EXERCISE INPUTS:
■ ■ ■ ■ ■ ■ ■

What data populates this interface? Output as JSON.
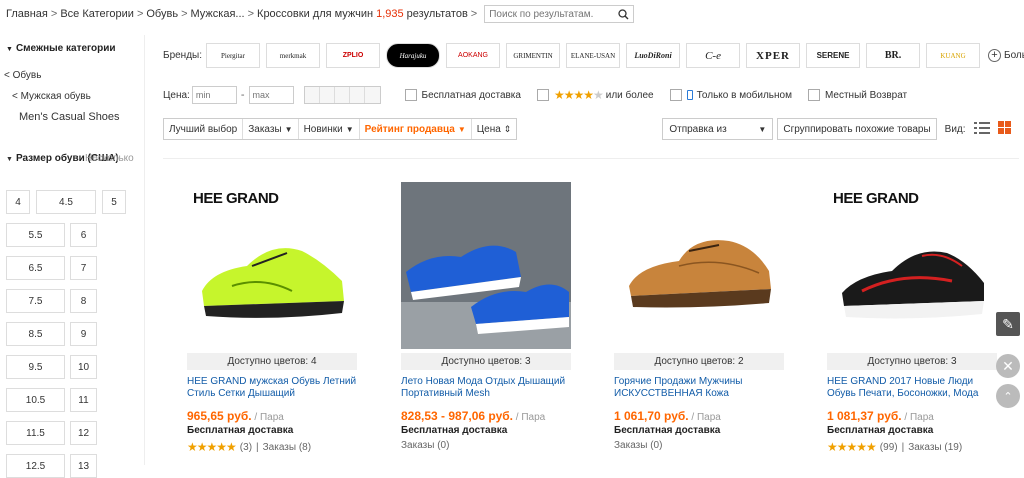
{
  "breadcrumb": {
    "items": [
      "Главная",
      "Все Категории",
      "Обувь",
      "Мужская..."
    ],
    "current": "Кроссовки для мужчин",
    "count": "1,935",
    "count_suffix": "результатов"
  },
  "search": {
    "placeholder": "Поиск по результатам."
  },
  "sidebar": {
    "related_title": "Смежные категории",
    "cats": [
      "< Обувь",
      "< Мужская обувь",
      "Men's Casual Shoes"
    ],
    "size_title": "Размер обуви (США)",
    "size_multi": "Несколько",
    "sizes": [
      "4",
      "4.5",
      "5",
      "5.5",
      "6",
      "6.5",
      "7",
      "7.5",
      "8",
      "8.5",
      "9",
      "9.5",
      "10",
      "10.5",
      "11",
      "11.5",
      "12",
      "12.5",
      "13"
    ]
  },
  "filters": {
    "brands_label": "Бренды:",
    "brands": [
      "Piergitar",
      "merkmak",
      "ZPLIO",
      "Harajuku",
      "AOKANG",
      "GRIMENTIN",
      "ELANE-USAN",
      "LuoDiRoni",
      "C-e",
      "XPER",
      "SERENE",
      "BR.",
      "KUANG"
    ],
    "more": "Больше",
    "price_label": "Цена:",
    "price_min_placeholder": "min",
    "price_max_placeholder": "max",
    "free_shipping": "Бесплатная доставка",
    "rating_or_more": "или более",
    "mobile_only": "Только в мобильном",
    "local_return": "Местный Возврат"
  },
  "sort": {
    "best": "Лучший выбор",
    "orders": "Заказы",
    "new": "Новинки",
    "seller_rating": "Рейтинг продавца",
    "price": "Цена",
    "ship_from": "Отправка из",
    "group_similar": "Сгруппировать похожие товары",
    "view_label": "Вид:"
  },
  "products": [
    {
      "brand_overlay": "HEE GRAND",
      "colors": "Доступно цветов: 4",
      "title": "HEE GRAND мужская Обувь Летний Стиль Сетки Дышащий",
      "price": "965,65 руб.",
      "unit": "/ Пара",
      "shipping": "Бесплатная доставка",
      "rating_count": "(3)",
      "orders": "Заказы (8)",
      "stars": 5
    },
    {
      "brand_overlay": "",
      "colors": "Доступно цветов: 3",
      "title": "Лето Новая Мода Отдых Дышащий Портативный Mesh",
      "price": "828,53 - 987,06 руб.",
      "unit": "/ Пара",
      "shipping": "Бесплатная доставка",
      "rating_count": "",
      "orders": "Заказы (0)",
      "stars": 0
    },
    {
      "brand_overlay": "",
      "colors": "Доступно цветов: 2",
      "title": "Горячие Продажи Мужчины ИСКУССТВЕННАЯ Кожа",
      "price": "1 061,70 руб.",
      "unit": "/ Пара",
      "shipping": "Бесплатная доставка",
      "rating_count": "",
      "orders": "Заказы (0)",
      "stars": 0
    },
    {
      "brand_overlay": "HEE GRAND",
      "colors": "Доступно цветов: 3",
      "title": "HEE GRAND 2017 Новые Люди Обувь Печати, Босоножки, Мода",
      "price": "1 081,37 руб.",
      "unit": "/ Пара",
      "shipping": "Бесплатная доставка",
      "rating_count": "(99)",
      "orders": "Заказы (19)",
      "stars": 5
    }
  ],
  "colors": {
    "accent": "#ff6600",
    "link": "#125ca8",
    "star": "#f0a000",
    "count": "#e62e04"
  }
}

■ ■ ■ ■ ■ ■ ■

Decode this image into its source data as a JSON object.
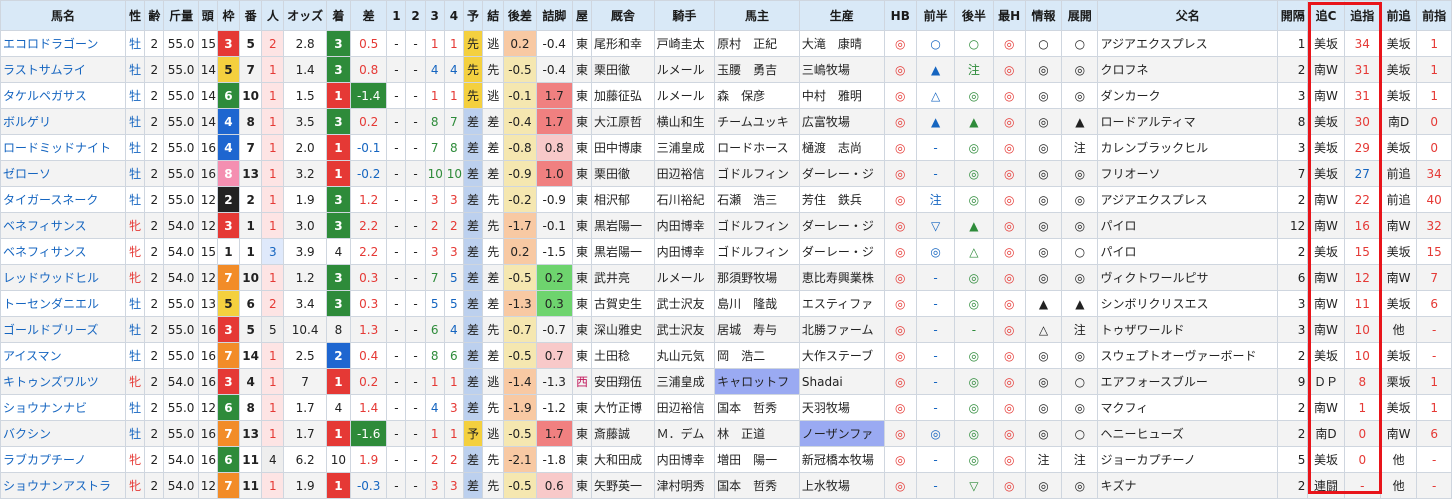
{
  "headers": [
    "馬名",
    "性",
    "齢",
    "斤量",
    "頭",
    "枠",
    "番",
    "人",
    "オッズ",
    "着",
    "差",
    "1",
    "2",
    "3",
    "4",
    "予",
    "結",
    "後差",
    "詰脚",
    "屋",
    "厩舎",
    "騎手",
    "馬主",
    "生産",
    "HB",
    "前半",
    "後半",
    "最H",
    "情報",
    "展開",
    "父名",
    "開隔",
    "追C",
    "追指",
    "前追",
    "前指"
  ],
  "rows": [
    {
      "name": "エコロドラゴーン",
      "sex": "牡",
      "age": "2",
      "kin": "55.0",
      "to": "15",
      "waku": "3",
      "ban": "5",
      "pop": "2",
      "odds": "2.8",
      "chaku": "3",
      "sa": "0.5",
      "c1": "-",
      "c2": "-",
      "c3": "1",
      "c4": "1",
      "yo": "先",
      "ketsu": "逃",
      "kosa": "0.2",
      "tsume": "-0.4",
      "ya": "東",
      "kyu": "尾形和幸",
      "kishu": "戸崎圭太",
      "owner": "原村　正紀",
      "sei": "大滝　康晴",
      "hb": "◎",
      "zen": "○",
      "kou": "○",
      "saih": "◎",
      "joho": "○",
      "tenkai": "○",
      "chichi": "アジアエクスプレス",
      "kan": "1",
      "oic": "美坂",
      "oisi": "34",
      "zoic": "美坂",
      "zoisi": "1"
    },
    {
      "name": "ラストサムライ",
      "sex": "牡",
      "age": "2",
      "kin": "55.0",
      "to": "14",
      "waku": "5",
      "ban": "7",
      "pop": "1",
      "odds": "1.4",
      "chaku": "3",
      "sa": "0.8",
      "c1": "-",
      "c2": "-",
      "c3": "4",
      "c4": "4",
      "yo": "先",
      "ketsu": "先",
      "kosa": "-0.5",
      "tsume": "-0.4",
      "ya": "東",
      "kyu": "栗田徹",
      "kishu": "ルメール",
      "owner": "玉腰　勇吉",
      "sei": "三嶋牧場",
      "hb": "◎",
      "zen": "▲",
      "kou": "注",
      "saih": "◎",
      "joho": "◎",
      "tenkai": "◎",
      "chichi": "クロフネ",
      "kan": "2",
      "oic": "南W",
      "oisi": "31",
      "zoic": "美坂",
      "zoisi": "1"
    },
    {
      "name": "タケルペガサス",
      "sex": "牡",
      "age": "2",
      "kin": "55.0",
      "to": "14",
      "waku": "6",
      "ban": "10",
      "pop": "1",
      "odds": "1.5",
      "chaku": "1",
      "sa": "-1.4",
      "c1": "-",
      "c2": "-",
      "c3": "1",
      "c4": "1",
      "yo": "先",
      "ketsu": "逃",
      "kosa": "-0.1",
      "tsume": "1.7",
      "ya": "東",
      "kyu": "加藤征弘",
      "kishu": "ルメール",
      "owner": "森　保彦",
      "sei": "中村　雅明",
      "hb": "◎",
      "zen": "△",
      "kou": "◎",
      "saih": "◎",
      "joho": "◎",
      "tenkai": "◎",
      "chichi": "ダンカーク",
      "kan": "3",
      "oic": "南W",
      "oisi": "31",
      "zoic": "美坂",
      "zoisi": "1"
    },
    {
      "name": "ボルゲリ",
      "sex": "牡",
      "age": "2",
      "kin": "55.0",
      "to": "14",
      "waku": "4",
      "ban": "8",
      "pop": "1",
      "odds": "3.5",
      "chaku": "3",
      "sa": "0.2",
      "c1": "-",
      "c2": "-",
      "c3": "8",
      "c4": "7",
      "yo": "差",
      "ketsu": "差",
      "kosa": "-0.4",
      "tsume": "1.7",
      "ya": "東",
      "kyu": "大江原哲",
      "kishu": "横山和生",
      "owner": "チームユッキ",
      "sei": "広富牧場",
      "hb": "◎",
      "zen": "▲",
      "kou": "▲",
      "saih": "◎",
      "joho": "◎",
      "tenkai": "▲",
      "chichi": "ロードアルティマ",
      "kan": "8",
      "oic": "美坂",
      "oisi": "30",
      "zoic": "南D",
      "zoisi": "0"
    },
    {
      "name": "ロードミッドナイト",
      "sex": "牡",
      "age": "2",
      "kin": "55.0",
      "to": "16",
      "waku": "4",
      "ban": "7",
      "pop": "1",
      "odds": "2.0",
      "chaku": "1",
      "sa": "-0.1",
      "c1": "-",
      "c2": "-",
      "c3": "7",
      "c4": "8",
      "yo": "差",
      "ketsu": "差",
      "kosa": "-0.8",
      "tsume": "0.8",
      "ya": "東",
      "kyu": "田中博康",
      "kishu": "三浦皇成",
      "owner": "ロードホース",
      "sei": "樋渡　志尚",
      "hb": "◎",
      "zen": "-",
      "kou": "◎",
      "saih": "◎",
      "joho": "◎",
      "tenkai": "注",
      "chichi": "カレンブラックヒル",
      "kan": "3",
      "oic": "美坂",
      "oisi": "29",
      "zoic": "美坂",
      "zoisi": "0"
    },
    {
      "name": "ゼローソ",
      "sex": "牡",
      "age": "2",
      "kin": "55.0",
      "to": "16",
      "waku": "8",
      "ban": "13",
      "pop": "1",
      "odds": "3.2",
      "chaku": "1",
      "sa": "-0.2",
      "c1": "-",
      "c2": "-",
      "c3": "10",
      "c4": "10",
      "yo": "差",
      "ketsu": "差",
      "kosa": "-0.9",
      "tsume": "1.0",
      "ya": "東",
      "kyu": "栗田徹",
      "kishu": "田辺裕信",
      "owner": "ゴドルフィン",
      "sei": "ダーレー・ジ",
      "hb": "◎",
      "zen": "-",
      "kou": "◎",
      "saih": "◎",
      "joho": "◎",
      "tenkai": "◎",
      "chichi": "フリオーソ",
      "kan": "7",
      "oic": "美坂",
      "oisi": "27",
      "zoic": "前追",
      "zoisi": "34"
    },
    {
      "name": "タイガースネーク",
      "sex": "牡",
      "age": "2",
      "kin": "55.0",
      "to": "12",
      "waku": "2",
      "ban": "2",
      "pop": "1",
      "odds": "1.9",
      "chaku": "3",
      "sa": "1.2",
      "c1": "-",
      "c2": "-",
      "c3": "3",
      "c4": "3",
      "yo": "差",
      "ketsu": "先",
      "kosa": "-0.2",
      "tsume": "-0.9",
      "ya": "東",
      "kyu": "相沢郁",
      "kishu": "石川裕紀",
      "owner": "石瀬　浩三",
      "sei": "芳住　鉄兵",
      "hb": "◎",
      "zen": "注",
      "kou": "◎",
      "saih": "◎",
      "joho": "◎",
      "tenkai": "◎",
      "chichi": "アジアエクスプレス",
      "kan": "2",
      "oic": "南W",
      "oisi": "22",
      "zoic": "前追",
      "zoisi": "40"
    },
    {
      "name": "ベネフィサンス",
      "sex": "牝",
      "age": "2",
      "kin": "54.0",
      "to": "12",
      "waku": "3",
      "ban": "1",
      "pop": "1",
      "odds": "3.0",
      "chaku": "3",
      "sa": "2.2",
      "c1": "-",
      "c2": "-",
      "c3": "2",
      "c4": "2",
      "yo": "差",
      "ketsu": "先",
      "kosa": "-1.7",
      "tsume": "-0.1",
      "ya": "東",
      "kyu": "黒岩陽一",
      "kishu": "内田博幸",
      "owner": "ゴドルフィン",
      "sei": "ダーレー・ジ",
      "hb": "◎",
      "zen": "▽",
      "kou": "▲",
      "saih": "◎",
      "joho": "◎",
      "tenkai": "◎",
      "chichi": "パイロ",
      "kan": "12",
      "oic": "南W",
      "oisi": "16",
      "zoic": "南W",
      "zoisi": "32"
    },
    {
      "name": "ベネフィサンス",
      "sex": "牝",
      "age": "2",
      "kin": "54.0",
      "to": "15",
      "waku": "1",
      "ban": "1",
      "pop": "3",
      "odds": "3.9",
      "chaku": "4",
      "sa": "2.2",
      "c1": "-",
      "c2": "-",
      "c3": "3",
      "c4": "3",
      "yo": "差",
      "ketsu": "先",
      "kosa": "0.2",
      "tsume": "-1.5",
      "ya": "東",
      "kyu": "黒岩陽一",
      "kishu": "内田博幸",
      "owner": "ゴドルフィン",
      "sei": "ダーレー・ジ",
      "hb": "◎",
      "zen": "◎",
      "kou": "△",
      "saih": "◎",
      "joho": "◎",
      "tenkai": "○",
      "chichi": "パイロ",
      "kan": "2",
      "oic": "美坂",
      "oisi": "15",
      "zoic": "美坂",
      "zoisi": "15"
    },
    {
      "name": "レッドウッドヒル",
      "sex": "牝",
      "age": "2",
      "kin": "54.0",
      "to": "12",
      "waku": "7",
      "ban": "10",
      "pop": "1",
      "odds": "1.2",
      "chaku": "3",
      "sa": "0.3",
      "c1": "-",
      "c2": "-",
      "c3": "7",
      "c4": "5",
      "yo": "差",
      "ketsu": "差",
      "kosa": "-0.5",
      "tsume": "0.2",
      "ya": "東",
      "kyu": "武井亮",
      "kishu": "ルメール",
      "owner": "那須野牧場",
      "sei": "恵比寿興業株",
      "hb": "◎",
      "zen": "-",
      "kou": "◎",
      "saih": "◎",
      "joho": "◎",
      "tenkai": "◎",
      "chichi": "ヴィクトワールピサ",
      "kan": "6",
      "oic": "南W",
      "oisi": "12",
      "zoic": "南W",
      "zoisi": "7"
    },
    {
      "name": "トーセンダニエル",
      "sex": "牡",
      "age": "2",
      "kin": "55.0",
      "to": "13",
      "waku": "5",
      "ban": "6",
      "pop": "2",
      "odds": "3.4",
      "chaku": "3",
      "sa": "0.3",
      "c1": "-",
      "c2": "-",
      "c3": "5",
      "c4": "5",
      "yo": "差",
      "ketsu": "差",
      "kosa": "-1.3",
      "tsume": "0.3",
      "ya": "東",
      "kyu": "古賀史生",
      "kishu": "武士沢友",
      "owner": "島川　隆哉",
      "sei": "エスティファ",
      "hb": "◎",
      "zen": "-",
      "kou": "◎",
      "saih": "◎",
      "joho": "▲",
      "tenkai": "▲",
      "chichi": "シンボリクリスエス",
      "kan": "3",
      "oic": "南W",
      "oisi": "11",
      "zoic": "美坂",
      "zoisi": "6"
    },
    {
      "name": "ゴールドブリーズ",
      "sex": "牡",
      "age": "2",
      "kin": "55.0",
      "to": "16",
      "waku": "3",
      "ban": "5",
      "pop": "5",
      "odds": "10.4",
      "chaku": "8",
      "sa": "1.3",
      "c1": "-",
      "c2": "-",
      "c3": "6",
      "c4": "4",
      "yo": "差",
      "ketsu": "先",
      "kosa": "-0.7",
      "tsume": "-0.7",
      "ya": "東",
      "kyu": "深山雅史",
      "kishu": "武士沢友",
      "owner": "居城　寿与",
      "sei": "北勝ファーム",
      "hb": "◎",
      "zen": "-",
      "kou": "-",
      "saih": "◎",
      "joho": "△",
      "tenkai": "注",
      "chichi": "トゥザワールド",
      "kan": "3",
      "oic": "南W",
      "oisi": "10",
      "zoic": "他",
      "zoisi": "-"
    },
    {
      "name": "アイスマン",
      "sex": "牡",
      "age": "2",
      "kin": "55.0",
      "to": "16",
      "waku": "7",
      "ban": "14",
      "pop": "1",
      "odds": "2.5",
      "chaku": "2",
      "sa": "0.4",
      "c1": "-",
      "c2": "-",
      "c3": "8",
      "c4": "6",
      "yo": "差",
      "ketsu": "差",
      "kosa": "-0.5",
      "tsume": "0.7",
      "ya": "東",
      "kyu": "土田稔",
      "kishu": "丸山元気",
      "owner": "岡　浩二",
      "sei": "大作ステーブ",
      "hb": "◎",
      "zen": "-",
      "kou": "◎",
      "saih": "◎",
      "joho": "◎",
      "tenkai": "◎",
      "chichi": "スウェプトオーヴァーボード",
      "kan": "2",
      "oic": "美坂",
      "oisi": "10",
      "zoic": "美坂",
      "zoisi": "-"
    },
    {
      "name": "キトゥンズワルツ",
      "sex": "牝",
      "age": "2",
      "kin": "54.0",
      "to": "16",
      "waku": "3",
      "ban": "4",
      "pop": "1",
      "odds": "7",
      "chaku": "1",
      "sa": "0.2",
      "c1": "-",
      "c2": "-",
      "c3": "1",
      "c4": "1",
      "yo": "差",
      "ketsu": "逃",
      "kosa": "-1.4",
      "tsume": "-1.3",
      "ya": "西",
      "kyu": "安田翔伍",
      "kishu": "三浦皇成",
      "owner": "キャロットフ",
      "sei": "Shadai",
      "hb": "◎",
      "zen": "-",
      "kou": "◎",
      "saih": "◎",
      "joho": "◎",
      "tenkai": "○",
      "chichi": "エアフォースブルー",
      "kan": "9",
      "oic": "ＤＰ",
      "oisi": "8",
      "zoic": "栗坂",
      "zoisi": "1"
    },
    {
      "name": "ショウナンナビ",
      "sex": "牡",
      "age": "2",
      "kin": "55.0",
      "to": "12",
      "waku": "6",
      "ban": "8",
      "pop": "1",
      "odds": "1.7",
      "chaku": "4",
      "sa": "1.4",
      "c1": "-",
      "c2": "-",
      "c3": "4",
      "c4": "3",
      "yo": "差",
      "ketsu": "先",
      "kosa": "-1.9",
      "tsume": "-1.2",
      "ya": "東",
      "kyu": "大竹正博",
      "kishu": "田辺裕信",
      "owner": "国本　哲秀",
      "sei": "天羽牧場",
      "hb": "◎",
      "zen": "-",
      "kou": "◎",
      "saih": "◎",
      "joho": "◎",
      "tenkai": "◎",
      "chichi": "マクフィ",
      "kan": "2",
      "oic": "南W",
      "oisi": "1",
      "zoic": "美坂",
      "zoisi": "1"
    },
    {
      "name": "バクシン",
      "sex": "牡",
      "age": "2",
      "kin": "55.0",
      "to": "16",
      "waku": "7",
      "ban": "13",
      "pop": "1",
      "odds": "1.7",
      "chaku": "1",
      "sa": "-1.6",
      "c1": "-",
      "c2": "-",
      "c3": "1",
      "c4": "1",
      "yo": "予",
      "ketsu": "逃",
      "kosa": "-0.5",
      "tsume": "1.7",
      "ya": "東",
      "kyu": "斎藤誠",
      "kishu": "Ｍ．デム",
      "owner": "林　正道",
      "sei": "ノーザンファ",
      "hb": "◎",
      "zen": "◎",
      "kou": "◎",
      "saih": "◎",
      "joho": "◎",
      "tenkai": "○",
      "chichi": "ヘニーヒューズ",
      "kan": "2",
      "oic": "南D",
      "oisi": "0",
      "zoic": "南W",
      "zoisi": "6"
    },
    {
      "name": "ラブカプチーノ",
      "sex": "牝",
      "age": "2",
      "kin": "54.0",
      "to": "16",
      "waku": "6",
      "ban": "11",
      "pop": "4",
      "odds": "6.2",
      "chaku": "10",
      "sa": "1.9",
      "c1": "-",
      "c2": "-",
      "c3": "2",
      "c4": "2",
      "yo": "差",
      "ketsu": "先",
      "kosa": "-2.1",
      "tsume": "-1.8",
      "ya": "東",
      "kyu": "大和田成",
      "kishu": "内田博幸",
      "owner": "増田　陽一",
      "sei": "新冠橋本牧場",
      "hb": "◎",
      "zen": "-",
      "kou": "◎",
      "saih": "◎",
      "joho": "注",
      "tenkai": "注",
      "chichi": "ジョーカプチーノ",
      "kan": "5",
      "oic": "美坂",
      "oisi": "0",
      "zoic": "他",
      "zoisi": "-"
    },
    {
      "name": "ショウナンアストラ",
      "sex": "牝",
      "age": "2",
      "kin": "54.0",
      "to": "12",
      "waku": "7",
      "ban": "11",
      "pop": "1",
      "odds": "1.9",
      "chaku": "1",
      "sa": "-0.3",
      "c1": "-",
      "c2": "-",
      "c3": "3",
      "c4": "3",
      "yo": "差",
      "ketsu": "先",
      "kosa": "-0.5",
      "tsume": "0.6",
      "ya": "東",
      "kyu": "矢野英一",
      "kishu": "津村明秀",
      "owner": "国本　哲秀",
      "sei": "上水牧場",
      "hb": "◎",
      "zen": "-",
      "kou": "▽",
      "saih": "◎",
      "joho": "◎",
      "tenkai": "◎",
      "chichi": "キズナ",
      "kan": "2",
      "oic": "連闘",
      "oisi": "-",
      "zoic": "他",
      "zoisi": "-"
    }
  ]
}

■ ■ ■ ■ ■ ■ ■

EXERCISE: Lines from the records above that hold "Доступно" are the ones to list.

THE RESPONSE:
      "colors": "Доступно цветов: 4",
      "colors": "Доступно цветов: 3",
      "colors": "Доступно цветов: 2",
      "colors": "Доступно цветов: 3",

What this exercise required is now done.